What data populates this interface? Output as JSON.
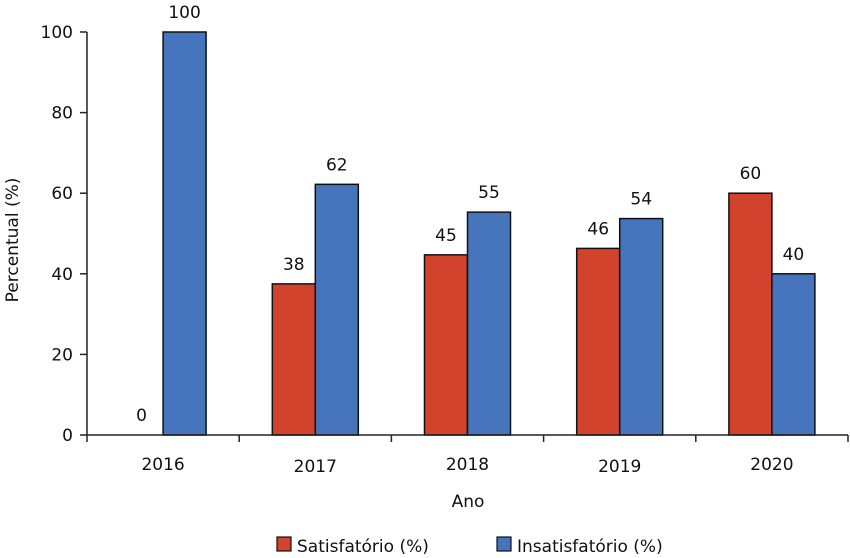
{
  "chart_data": {
    "type": "bar",
    "title": "",
    "xlabel": "Ano",
    "ylabel": "Percentual (%)",
    "ylim": [
      0,
      100
    ],
    "yticks": [
      0,
      20,
      40,
      60,
      80,
      100
    ],
    "categories": [
      "2016",
      "2017",
      "2018",
      "2019",
      "2020"
    ],
    "series": [
      {
        "name": "Satisfatório (%)",
        "color": "#d1432c",
        "values": [
          0,
          37.5,
          44.7,
          46.3,
          60
        ],
        "labels": [
          "0",
          "38",
          "45",
          "46",
          "60"
        ]
      },
      {
        "name": "Insatisfatório (%)",
        "color": "#4674bd",
        "values": [
          100,
          62.2,
          55.3,
          53.7,
          40
        ],
        "labels": [
          "100",
          "62",
          "55",
          "54",
          "40"
        ]
      }
    ],
    "legend": "bottom"
  }
}
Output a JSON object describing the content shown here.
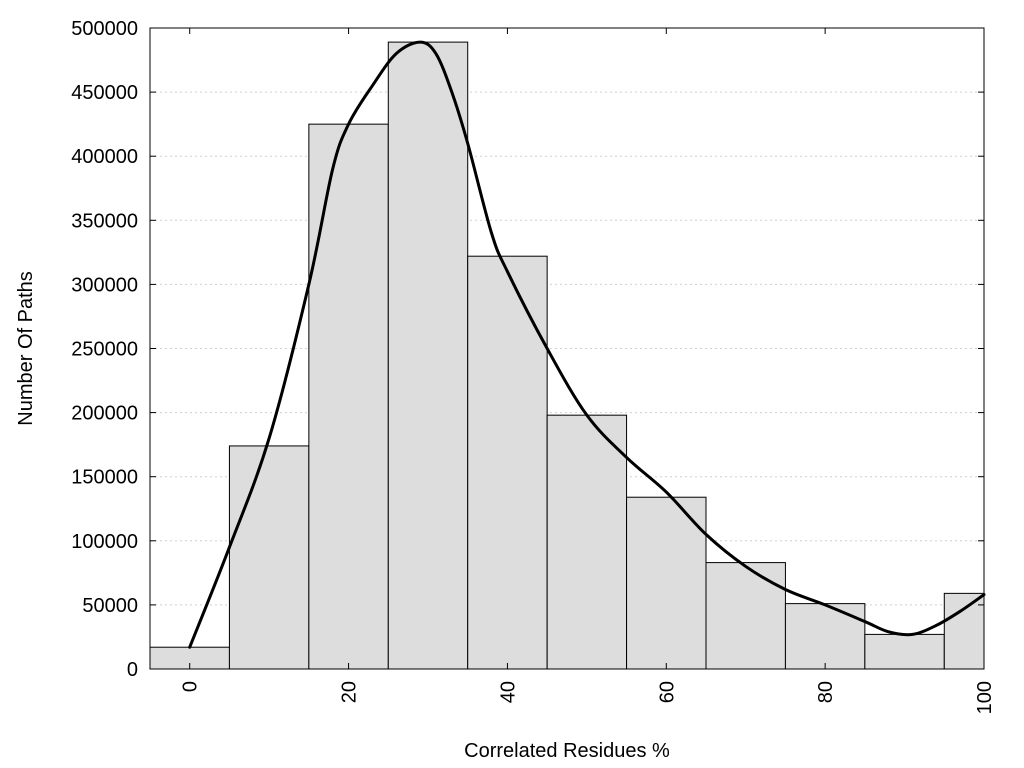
{
  "chart_data": {
    "type": "bar",
    "title": "",
    "xlabel": "Correlated Residues %",
    "ylabel": "Number Of Paths",
    "xlim": [
      -5,
      100
    ],
    "ylim": [
      0,
      500000
    ],
    "x_ticks": [
      "0",
      "20",
      "40",
      "60",
      "80",
      "100"
    ],
    "x_tick_values": [
      0,
      20,
      40,
      60,
      80,
      100
    ],
    "y_ticks": [
      "0",
      "50000",
      "100000",
      "150000",
      "200000",
      "250000",
      "300000",
      "350000",
      "400000",
      "450000",
      "500000"
    ],
    "y_tick_values": [
      0,
      50000,
      100000,
      150000,
      200000,
      250000,
      300000,
      350000,
      400000,
      450000,
      500000
    ],
    "grid": "horizontal dotted",
    "bar_color": "#dddddd",
    "bins": [
      {
        "center": 0,
        "value": 17000
      },
      {
        "center": 10,
        "value": 174000
      },
      {
        "center": 20,
        "value": 425000
      },
      {
        "center": 30,
        "value": 489000
      },
      {
        "center": 40,
        "value": 322000
      },
      {
        "center": 50,
        "value": 198000
      },
      {
        "center": 60,
        "value": 134000
      },
      {
        "center": 70,
        "value": 83000
      },
      {
        "center": 80,
        "value": 51000
      },
      {
        "center": 90,
        "value": 27000
      },
      {
        "center": 100,
        "value": 59000
      }
    ],
    "bin_width": 10,
    "curve": [
      [
        0,
        17000
      ],
      [
        5,
        95000
      ],
      [
        10,
        180000
      ],
      [
        15,
        300000
      ],
      [
        18,
        390000
      ],
      [
        20,
        425000
      ],
      [
        23,
        455000
      ],
      [
        26,
        480000
      ],
      [
        29,
        489000
      ],
      [
        31,
        480000
      ],
      [
        33,
        450000
      ],
      [
        35,
        410000
      ],
      [
        38,
        340000
      ],
      [
        40,
        310000
      ],
      [
        45,
        250000
      ],
      [
        50,
        198000
      ],
      [
        55,
        165000
      ],
      [
        60,
        138000
      ],
      [
        65,
        105000
      ],
      [
        70,
        80000
      ],
      [
        75,
        62000
      ],
      [
        80,
        50000
      ],
      [
        85,
        37000
      ],
      [
        88,
        29000
      ],
      [
        91,
        27000
      ],
      [
        94,
        34000
      ],
      [
        97,
        45000
      ],
      [
        100,
        58000
      ]
    ]
  }
}
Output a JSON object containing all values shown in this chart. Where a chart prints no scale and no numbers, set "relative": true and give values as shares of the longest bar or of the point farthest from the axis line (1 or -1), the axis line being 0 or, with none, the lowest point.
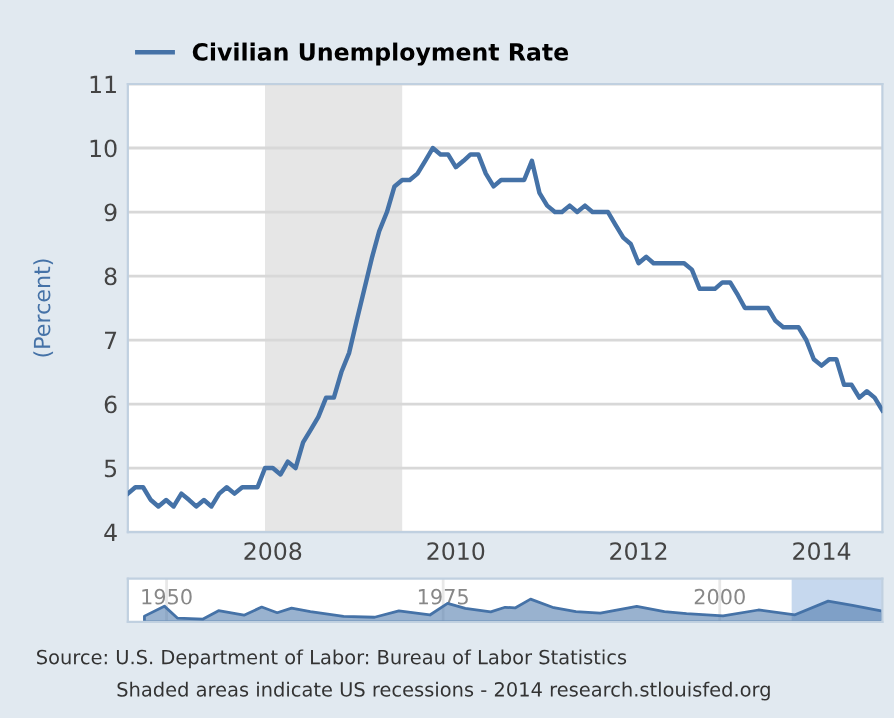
{
  "chart_data": [
    {
      "type": "line",
      "ylabel": "(Percent)",
      "legend": "top",
      "grid": "y",
      "marker": "none",
      "line_style": "solid",
      "x": [
        "2006-06",
        "2006-07",
        "2006-08",
        "2006-09",
        "2006-10",
        "2006-11",
        "2006-12",
        "2007-01",
        "2007-02",
        "2007-03",
        "2007-04",
        "2007-05",
        "2007-06",
        "2007-07",
        "2007-08",
        "2007-09",
        "2007-10",
        "2007-11",
        "2007-12",
        "2008-01",
        "2008-02",
        "2008-03",
        "2008-04",
        "2008-05",
        "2008-06",
        "2008-07",
        "2008-08",
        "2008-09",
        "2008-10",
        "2008-11",
        "2008-12",
        "2009-01",
        "2009-02",
        "2009-03",
        "2009-04",
        "2009-05",
        "2009-06",
        "2009-07",
        "2009-08",
        "2009-09",
        "2009-10",
        "2009-11",
        "2009-12",
        "2010-01",
        "2010-02",
        "2010-03",
        "2010-04",
        "2010-05",
        "2010-06",
        "2010-07",
        "2010-08",
        "2010-09",
        "2010-10",
        "2010-11",
        "2010-12",
        "2011-01",
        "2011-02",
        "2011-03",
        "2011-04",
        "2011-05",
        "2011-06",
        "2011-07",
        "2011-08",
        "2011-09",
        "2011-10",
        "2011-11",
        "2011-12",
        "2012-01",
        "2012-02",
        "2012-03",
        "2012-04",
        "2012-05",
        "2012-06",
        "2012-07",
        "2012-08",
        "2012-09",
        "2012-10",
        "2012-11",
        "2012-12",
        "2013-01",
        "2013-02",
        "2013-03",
        "2013-04",
        "2013-05",
        "2013-06",
        "2013-07",
        "2013-08",
        "2013-09",
        "2013-10",
        "2013-11",
        "2013-12",
        "2014-01",
        "2014-02",
        "2014-03",
        "2014-04",
        "2014-05",
        "2014-06",
        "2014-07",
        "2014-08",
        "2014-09"
      ],
      "series": [
        {
          "name": "Civilian Unemployment Rate",
          "color": "#4572a7",
          "values": [
            4.6,
            4.7,
            4.7,
            4.5,
            4.4,
            4.5,
            4.4,
            4.6,
            4.5,
            4.4,
            4.5,
            4.4,
            4.6,
            4.7,
            4.6,
            4.7,
            4.7,
            4.7,
            5.0,
            5.0,
            4.9,
            5.1,
            5.0,
            5.4,
            5.6,
            5.8,
            6.1,
            6.1,
            6.5,
            6.8,
            7.3,
            7.8,
            8.3,
            8.7,
            9.0,
            9.4,
            9.5,
            9.5,
            9.6,
            9.8,
            10.0,
            9.9,
            9.9,
            9.7,
            9.8,
            9.9,
            9.9,
            9.6,
            9.4,
            9.5,
            9.5,
            9.5,
            9.5,
            9.8,
            9.3,
            9.1,
            9.0,
            9.0,
            9.1,
            9.0,
            9.1,
            9.0,
            9.0,
            9.0,
            8.8,
            8.6,
            8.5,
            8.2,
            8.3,
            8.2,
            8.2,
            8.2,
            8.2,
            8.2,
            8.1,
            7.8,
            7.8,
            7.8,
            7.9,
            7.9,
            7.7,
            7.5,
            7.5,
            7.5,
            7.5,
            7.3,
            7.2,
            7.2,
            7.2,
            7.0,
            6.7,
            6.6,
            6.7,
            6.7,
            6.3,
            6.3,
            6.1,
            6.2,
            6.1,
            5.9
          ]
        }
      ],
      "xlim": [
        "2006-06",
        "2014-09"
      ],
      "xticks": [
        {
          "value": "2008-01",
          "label": "2008"
        },
        {
          "value": "2010-01",
          "label": "2010"
        },
        {
          "value": "2012-01",
          "label": "2012"
        },
        {
          "value": "2014-01",
          "label": "2014"
        }
      ],
      "ylim": [
        4,
        11
      ],
      "yticks": [
        4,
        5,
        6,
        7,
        8,
        9,
        10,
        11
      ],
      "bands": [
        {
          "axis": "x",
          "from": "2007-12",
          "to": "2009-06",
          "color": "#e6e6e6"
        }
      ],
      "annotations": [
        "Source: U.S. Department of Labor: Bureau of Labor Statistics",
        "Shaded areas indicate US recessions - 2014 research.stlouisfed.org"
      ]
    },
    {
      "type": "area",
      "relative": true,
      "tick_labels": "x",
      "grid": "x",
      "x": [
        1948.0,
        1949.8,
        1951.0,
        1953.3,
        1954.7,
        1957.0,
        1958.6,
        1960.0,
        1961.3,
        1963.0,
        1966.0,
        1968.8,
        1971.0,
        1973.8,
        1975.4,
        1977.0,
        1979.3,
        1980.6,
        1981.5,
        1982.9,
        1985.0,
        1987.0,
        1989.2,
        1992.5,
        1995.0,
        1997.0,
        2000.3,
        2003.5,
        2006.8,
        2009.8,
        2012.0,
        2014.7
      ],
      "series": [
        {
          "color": "#4572a7",
          "values": [
            0.25,
            0.69,
            0.16,
            0.12,
            0.49,
            0.29,
            0.65,
            0.4,
            0.6,
            0.45,
            0.24,
            0.2,
            0.48,
            0.3,
            0.81,
            0.59,
            0.44,
            0.64,
            0.61,
            1.0,
            0.62,
            0.45,
            0.38,
            0.68,
            0.45,
            0.36,
            0.26,
            0.52,
            0.31,
            0.91,
            0.72,
            0.47
          ]
        }
      ],
      "xlim": [
        1946.5,
        2014.7
      ],
      "xticks": [
        1950,
        1975,
        2000
      ],
      "bands": [
        {
          "axis": "x",
          "from": 2006.5,
          "to": 2014.7,
          "color": "#c6d8ee"
        }
      ]
    }
  ]
}
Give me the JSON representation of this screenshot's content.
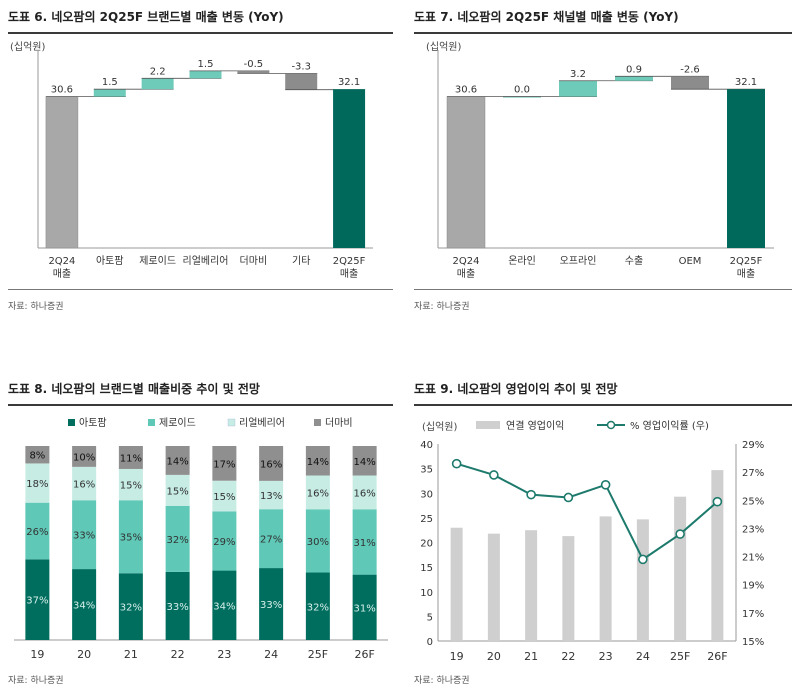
{
  "source_label": "자료: 하나증권",
  "chart_data": [
    {
      "id": "c1",
      "type": "waterfall",
      "title": "도표 6. 네오팜의 2Q25F 브랜드별 매출 변동 (YoY)",
      "unit": "(십억원)",
      "categories": [
        "2Q24\n매출",
        "아토팜",
        "제로이드",
        "리얼베리어",
        "더마비",
        "기타",
        "2Q25F\n매출"
      ],
      "values": [
        30.6,
        1.5,
        2.2,
        1.5,
        -0.5,
        -3.3,
        32.1
      ],
      "labels": [
        "30.6",
        "1.5",
        "2.2",
        "1.5",
        "-0.5",
        "-3.3",
        "32.1"
      ],
      "kinds": [
        "total",
        "delta",
        "delta",
        "delta",
        "delta",
        "delta",
        "total"
      ],
      "ylim": [
        0,
        38
      ],
      "colors": {
        "start": "#a8a8a8",
        "end": "#00695c",
        "up": "#6fcbb9",
        "down": "#8c8c8c"
      }
    },
    {
      "id": "c2",
      "type": "waterfall",
      "title": "도표 7. 네오팜의 2Q25F 채널별 매출 변동 (YoY)",
      "unit": "(십억원)",
      "categories": [
        "2Q24\n매출",
        "온라인",
        "오프라인",
        "수출",
        "OEM",
        "2Q25F\n매출"
      ],
      "values": [
        30.6,
        0.0,
        3.2,
        0.9,
        -2.6,
        32.1
      ],
      "labels": [
        "30.6",
        "0.0",
        "3.2",
        "0.9",
        "-2.6",
        "32.1"
      ],
      "kinds": [
        "total",
        "delta",
        "delta",
        "delta",
        "delta",
        "total"
      ],
      "ylim": [
        0,
        38
      ],
      "colors": {
        "start": "#a8a8a8",
        "end": "#00695c",
        "up": "#6fcbb9",
        "down": "#8c8c8c"
      }
    },
    {
      "id": "c3",
      "type": "stacked_bar_100",
      "title": "도표 8. 네오팜의 브랜드별 매출비중 추이 및 전망",
      "categories": [
        "19",
        "20",
        "21",
        "22",
        "23",
        "24",
        "25F",
        "26F"
      ],
      "series": [
        {
          "name": "아토팜",
          "values": [
            37,
            34,
            32,
            33,
            34,
            33,
            32,
            31
          ],
          "color": "#006e5f"
        },
        {
          "name": "제로이드",
          "values": [
            26,
            33,
            35,
            32,
            29,
            27,
            30,
            31
          ],
          "color": "#5fc8b7"
        },
        {
          "name": "리얼베리어",
          "values": [
            18,
            16,
            15,
            15,
            15,
            13,
            16,
            16
          ],
          "color": "#c6ece4"
        },
        {
          "name": "더마비",
          "values": [
            8,
            10,
            11,
            14,
            17,
            16,
            14,
            14
          ],
          "color": "#8f8f8f"
        }
      ]
    },
    {
      "id": "c4",
      "type": "bar_line_combo",
      "title": "도표 9. 네오팜의 영업이익 추이 및 전망",
      "unit": "(십억원)",
      "categories": [
        "19",
        "20",
        "21",
        "22",
        "23",
        "24",
        "25F",
        "26F"
      ],
      "bar_series": {
        "name": "연결 영업이익",
        "values": [
          23.0,
          21.8,
          22.5,
          21.3,
          25.3,
          24.7,
          29.3,
          34.7
        ],
        "color": "#cfcfcf"
      },
      "line_series": {
        "name": "% 영업이익률 (우)",
        "values": [
          27.6,
          26.8,
          25.4,
          25.2,
          26.1,
          20.8,
          22.6,
          24.9
        ],
        "color": "#1d7a6c"
      },
      "y_left": {
        "min": 0,
        "max": 40,
        "ticks": [
          "0",
          "5",
          "10",
          "15",
          "20",
          "25",
          "30",
          "35",
          "40"
        ]
      },
      "y_right": {
        "min": 15,
        "max": 29,
        "ticks": [
          "15%",
          "17%",
          "19%",
          "21%",
          "23%",
          "25%",
          "27%",
          "29%"
        ]
      }
    }
  ]
}
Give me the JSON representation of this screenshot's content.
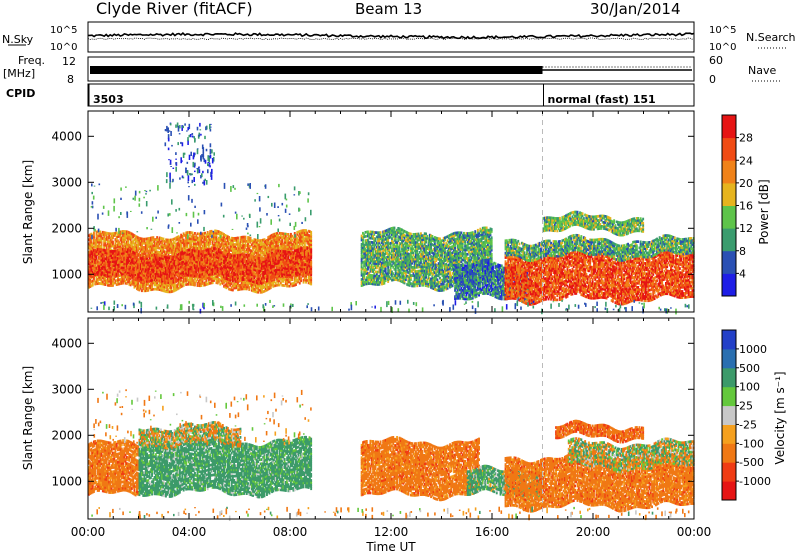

* _WORK TO COMPLETE_: Isolate each line of the listing above that includes "object". Copy it.

* _SOLUTION FOR THIS EXERCISE_:
Output a JSON object describing the content shown here.
Output a JSON object containing all values shown in this chart. Where a chart prints no scale and no numbers, set "relative": true and give values as shares of the longest bar or of the point farthest from the axis line (1 or -1), the axis line being 0 or, with none, the lowest point.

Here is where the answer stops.